• Directions for this task
Please copy every line from the following entries in which the word "hennes" appears.

─── Material for the task

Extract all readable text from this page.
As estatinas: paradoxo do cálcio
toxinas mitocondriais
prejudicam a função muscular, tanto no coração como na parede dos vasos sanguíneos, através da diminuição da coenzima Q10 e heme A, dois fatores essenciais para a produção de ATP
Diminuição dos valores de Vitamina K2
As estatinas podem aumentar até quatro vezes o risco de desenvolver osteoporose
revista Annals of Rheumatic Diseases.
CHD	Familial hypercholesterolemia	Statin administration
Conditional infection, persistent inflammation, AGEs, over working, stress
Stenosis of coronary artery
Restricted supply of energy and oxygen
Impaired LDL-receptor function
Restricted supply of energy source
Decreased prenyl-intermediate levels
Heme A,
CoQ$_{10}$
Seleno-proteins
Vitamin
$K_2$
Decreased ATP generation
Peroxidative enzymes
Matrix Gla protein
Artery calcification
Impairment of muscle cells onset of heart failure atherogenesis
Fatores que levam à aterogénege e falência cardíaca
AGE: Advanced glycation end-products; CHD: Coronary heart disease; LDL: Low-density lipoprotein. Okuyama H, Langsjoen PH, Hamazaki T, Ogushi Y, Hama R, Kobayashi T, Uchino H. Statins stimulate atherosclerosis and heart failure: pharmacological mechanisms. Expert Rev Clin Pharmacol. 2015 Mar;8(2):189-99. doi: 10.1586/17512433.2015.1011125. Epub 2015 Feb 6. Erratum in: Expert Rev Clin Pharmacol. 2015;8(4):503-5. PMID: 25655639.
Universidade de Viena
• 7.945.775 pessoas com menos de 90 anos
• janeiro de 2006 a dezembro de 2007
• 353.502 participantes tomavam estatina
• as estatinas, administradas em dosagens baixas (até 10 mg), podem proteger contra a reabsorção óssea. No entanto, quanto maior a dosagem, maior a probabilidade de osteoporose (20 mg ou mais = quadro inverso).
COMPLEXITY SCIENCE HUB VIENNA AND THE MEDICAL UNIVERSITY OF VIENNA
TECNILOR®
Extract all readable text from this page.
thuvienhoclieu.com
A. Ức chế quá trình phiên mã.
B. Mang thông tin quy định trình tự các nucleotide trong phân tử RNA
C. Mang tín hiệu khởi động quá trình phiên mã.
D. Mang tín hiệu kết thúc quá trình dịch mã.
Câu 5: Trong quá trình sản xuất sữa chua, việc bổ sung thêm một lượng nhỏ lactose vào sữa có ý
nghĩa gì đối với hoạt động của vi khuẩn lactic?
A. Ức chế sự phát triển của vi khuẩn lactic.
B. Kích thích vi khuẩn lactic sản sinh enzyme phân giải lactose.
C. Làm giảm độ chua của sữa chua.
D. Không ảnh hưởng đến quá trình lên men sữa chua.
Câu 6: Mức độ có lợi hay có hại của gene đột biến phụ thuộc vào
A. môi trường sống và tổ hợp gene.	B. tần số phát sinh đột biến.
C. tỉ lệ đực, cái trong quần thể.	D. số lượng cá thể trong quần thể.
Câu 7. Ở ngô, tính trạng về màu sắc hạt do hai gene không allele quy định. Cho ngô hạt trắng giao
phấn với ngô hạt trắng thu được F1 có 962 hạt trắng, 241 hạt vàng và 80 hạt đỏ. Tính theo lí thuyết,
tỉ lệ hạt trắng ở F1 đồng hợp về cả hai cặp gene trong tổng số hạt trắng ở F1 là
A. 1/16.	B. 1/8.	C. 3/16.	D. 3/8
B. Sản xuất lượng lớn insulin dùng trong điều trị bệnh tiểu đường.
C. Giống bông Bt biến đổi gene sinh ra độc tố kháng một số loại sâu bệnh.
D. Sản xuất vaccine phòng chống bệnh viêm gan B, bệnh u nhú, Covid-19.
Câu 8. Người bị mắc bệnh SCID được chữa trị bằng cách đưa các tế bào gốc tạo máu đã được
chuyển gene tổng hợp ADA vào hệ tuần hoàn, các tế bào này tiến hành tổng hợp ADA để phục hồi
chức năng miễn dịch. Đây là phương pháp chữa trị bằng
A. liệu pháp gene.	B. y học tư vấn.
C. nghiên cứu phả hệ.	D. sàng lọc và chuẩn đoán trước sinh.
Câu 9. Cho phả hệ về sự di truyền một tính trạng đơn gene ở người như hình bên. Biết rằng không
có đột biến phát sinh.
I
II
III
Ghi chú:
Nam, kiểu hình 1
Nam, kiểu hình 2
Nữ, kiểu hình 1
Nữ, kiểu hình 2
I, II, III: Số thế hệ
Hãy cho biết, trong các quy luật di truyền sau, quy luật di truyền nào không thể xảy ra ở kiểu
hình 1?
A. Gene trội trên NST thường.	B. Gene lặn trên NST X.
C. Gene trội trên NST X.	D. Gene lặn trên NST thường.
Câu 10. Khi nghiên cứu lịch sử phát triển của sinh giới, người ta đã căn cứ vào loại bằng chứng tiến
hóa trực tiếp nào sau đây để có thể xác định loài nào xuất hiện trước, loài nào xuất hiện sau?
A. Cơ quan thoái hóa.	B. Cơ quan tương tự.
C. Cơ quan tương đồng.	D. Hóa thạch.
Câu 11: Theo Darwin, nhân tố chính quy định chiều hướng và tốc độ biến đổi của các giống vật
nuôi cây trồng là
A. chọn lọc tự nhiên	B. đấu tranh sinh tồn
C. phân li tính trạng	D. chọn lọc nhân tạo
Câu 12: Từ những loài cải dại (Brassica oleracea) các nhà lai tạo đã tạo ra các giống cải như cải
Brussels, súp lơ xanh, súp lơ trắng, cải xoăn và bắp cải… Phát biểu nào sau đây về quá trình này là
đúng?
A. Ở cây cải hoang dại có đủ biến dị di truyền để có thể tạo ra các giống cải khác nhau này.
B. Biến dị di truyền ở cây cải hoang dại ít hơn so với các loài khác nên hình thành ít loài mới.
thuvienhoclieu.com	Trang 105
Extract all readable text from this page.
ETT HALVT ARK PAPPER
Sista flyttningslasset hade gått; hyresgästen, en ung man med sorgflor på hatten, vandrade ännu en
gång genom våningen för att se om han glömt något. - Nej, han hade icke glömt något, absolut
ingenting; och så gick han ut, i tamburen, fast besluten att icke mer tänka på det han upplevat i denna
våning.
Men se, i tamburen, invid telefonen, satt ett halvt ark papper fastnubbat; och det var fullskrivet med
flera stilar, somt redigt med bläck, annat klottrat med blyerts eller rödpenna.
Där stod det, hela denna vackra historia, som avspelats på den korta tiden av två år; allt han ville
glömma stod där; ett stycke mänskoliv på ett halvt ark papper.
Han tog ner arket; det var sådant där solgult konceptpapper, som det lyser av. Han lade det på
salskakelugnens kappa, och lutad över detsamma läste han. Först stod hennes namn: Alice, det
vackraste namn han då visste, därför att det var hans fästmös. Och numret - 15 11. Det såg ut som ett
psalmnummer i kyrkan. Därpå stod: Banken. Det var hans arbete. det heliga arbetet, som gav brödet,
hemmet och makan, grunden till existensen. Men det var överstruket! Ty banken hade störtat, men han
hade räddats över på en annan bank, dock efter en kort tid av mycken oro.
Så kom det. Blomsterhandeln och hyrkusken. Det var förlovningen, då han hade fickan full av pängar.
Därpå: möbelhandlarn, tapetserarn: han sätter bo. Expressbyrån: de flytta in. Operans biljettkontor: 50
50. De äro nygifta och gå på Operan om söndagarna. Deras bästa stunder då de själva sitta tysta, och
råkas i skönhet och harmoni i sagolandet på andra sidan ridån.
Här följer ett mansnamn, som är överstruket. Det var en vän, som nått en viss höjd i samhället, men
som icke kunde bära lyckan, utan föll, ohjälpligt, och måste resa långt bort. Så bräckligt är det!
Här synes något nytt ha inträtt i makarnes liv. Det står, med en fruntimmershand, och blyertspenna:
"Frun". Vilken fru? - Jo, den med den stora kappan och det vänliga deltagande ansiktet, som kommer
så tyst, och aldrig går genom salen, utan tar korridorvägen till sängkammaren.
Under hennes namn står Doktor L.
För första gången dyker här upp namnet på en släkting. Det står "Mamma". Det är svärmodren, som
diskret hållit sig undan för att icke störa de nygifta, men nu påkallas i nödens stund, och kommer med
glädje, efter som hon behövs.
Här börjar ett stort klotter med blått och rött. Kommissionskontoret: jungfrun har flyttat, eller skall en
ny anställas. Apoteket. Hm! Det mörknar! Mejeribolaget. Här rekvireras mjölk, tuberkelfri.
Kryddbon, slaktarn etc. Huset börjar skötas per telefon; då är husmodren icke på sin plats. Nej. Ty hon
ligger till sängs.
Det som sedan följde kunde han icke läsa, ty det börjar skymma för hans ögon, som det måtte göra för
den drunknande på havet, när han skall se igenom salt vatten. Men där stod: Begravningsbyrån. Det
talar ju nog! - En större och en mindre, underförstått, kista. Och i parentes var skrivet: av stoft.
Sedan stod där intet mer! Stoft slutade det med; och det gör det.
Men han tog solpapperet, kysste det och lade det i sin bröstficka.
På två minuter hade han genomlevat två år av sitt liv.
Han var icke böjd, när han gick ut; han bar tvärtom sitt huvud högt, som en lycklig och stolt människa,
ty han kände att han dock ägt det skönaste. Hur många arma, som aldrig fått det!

──────

• Response below
salskakelugnens kappa, och lutad över detsamma läste han. Först stod hennes namn: Alice, det
Under hennes namn står Doktor L.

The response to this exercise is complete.